WHAT TO DO:
Filter the records below and copy every line containing the word "title".

+ + + + +

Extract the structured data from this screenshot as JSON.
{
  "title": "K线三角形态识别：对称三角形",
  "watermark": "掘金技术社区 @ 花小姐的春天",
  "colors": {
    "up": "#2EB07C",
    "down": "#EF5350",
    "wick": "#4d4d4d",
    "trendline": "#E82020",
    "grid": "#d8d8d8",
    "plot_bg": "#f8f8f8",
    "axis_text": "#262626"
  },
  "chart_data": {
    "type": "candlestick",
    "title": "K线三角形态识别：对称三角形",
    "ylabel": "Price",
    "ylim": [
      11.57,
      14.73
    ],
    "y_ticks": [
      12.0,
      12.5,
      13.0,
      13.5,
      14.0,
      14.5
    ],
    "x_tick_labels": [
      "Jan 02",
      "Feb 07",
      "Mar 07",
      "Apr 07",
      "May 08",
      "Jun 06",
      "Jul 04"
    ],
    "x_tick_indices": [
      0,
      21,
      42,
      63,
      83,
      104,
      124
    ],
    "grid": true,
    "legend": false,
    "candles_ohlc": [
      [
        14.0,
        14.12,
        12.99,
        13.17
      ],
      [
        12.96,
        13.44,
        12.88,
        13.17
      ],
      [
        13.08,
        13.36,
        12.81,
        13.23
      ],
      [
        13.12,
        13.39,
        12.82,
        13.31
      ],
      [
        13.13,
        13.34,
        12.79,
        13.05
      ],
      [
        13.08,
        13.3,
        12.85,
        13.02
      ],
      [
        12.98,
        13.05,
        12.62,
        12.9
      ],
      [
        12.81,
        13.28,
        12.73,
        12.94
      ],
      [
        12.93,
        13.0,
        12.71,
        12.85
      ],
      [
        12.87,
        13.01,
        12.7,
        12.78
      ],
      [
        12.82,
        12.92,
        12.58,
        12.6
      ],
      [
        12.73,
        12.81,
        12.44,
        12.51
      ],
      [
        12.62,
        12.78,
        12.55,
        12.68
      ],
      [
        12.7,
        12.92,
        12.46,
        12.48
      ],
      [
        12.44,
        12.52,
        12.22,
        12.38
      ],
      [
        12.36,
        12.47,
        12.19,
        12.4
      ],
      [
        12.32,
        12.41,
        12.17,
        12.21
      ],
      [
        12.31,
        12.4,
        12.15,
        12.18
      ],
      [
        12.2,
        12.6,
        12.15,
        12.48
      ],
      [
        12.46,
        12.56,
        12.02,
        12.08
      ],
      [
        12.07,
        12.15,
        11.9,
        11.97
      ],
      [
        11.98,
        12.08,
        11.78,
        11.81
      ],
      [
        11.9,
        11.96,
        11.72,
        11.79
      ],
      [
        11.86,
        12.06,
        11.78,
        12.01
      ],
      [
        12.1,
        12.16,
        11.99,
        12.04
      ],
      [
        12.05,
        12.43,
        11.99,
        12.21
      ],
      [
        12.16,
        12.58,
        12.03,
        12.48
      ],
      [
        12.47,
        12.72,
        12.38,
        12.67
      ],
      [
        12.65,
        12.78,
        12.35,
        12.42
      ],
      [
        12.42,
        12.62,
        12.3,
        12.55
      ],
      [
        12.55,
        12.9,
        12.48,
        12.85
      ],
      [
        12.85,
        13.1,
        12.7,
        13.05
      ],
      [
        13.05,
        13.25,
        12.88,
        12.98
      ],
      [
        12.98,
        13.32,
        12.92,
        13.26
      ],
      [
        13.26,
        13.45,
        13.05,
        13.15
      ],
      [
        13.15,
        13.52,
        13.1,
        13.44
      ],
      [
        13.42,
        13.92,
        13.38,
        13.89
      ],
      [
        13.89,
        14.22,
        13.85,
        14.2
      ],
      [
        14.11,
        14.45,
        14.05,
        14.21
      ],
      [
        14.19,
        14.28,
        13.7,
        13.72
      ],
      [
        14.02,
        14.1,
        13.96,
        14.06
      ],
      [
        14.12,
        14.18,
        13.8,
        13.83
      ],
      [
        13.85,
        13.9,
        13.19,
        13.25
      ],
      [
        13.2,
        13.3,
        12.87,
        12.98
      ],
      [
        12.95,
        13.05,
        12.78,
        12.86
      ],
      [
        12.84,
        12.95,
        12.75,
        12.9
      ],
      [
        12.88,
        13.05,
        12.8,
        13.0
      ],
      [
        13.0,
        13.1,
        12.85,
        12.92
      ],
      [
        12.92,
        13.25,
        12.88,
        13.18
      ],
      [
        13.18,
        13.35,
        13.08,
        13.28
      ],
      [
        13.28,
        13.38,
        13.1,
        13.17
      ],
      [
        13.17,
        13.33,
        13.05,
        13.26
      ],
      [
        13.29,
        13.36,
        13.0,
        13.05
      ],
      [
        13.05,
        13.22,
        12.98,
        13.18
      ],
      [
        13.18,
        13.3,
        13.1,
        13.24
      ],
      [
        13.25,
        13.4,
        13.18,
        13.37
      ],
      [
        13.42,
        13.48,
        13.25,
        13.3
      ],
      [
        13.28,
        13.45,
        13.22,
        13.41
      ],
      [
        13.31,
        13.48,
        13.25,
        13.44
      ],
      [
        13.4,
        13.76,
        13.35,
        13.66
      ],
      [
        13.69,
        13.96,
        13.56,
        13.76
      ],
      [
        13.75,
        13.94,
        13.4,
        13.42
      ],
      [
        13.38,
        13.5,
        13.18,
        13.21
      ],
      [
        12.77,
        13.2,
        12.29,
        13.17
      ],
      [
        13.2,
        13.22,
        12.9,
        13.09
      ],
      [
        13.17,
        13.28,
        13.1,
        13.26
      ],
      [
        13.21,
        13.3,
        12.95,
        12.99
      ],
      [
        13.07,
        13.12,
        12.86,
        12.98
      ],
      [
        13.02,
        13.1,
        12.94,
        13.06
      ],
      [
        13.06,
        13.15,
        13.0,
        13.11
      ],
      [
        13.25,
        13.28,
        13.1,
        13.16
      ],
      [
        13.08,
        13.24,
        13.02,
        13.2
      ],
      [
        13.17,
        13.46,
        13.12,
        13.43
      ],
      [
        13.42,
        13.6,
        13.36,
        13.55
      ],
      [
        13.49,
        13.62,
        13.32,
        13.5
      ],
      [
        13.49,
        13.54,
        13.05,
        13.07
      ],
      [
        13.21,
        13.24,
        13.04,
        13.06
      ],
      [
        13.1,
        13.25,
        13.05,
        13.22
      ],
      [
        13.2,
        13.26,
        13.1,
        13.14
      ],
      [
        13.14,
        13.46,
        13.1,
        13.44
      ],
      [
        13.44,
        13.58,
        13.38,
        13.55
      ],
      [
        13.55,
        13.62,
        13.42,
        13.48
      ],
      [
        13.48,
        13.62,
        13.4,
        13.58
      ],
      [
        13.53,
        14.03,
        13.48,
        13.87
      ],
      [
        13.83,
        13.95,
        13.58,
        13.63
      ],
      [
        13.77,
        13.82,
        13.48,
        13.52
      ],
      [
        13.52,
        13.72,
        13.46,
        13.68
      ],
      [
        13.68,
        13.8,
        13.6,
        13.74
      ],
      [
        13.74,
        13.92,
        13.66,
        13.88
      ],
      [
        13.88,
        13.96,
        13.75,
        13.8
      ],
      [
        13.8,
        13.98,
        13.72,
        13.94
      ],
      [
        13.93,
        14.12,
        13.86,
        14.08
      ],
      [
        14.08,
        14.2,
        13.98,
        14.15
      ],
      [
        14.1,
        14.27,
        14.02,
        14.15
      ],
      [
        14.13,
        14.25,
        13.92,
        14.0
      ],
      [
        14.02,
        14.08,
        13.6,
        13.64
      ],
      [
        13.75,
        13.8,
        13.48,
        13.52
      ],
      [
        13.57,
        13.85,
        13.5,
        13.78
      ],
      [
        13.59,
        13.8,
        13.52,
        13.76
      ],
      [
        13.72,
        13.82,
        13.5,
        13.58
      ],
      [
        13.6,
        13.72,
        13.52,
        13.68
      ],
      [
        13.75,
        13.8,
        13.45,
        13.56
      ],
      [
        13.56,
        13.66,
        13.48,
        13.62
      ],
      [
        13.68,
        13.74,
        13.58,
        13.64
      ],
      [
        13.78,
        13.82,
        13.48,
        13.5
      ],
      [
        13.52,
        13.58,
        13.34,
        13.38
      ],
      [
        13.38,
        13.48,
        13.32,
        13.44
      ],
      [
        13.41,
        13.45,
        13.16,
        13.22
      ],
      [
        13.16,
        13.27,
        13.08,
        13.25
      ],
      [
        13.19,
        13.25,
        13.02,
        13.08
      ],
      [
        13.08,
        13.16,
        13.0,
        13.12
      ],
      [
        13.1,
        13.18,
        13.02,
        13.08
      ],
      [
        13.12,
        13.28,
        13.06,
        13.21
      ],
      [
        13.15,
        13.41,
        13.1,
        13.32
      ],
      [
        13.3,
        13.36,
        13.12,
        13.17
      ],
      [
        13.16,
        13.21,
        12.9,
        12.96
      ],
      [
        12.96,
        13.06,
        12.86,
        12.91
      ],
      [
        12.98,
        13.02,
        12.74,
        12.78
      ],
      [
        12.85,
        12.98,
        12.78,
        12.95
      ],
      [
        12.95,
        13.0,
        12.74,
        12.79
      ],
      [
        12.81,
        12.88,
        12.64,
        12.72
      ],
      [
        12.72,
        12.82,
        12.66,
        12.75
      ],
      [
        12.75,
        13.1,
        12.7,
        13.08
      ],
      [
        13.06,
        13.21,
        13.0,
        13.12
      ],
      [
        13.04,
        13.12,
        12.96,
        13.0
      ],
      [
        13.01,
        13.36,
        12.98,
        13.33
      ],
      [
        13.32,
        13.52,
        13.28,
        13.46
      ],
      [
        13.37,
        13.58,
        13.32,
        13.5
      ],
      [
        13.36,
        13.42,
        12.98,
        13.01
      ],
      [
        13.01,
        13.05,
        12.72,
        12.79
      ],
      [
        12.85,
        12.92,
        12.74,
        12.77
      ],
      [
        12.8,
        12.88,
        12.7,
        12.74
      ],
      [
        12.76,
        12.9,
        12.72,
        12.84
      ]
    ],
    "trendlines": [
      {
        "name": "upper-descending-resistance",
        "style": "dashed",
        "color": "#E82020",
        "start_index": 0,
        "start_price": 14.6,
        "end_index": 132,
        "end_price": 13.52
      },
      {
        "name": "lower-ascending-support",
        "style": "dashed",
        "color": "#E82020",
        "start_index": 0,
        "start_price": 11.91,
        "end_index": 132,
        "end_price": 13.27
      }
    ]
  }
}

+ + + + +

EXERCISE OUTPUT:
  "title": "K线三角形态识别：对称三角形",
    "title": "K线三角形态识别：对称三角形",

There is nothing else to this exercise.